- _Given task_: Please reproduce every record, keeping each one exactly as written.

- _Input_:

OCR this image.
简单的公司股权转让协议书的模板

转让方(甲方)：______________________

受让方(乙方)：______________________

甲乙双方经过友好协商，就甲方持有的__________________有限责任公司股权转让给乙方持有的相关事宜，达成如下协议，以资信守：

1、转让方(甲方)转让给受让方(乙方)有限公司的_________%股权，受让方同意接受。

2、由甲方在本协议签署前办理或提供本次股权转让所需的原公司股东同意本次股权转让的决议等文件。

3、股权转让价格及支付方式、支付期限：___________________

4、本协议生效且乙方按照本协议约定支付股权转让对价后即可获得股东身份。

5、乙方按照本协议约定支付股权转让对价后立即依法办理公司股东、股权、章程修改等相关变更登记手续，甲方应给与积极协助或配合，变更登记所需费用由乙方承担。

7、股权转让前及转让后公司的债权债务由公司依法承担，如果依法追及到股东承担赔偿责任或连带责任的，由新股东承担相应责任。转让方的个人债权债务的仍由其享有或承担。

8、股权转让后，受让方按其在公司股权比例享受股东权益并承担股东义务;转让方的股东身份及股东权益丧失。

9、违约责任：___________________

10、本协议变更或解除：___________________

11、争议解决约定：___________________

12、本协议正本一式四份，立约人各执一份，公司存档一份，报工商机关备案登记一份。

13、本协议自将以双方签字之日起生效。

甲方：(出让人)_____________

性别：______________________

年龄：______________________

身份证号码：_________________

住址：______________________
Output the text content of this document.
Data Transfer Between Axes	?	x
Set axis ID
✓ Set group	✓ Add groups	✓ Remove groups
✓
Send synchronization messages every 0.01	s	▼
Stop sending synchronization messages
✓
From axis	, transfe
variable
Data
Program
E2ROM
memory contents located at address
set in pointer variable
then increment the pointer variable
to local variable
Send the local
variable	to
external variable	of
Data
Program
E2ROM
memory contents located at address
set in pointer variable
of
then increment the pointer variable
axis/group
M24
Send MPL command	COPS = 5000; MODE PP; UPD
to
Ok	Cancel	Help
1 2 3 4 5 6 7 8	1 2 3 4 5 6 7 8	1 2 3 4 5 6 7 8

- _Answer to the problem_:
OCR this image.
简单的公司股权转让协议书的模板

转让方(甲方)：______________________

受让方(乙方)：______________________

甲乙双方经过友好协商，就甲方持有的__________________有限责任公司股权转让给乙方持有的相关事宜，达成如下协议，以资信守：

1、转让方(甲方)转让给受让方(乙方)有限公司的_________%股权，受让方同意接受。

2、由甲方在本协议签署前办理或提供本次股权转让所需的原公司股东同意本次股权转让的决议等文件。

3、股权转让价格及支付方式、支付期限：___________________

4、本协议生效且乙方按照本协议约定支付股权转让对价后即可获得股东身份。

5、乙方按照本协议约定支付股权转让对价后立即依法办理公司股东、股权、章程修改等相关变更登记手续，甲方应给与积极协助或配合，变更登记所需费用由乙方承担。

7、股权转让前及转让后公司的债权债务由公司依法承担，如果依法追及到股东承担赔偿责任或连带责任的，由新股东承担相应责任。转让方的个人债权债务的仍由其享有或承担。

8、股权转让后，受让方按其在公司股权比例享受股东权益并承担股东义务;转让方的股东身份及股东权益丧失。

9、违约责任：___________________

10、本协议变更或解除：___________________

11、争议解决约定：___________________

12、本协议正本一式四份，立约人各执一份，公司存档一份，报工商机关备案登记一份。

13、本协议自将以双方签字之日起生效。

甲方：(出让人)_____________

性别：______________________

年龄：______________________

身份证号码：_________________

住址：______________________
Output the text content of this document.
Data Transfer Between Axes	?	x
Set axis ID
✓ Set group	✓ Add groups	✓ Remove groups
✓
Send synchronization messages every 0.01	s	▼
Stop sending synchronization messages
✓
From axis	, transfe
variable
Data
Program
E2ROM
memory contents located at address
set in pointer variable
then increment the pointer variable
to local variable
Send the local
variable	to
external variable	of
Data
Program
E2ROM
memory contents located at address
set in pointer variable
of
then increment the pointer variable
axis/group
M24
Send MPL command	COPS = 5000; MODE PP; UPD
to
Ok	Cancel	Help
1 2 3 4 5 6 7 8	1 2 3 4 5 6 7 8	1 2 3 4 5 6 7 8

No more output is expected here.